** Start of LISTED ENTRIES **

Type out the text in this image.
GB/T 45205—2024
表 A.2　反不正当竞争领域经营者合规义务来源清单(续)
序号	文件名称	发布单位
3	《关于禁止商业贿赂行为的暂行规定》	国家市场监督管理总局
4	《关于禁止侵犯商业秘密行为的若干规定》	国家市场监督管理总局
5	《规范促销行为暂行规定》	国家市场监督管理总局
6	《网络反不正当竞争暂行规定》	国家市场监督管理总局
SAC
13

** End of LISTED ENTRIES **

• YOUR OBJECTIVE:
Reproduce the listing in full. Keep it exactly as written.

• EXPECTED OUTPUT:
Type out the text in this image.
GB/T 45205—2024
表 A.2　反不正当竞争领域经营者合规义务来源清单(续)
序号	文件名称	发布单位
3	《关于禁止商业贿赂行为的暂行规定》	国家市场监督管理总局
4	《关于禁止侵犯商业秘密行为的若干规定》	国家市场监督管理总局
5	《规范促销行为暂行规定》	国家市场监督管理总局
6	《网络反不正当竞争暂行规定》	国家市场监督管理总局
SAC
13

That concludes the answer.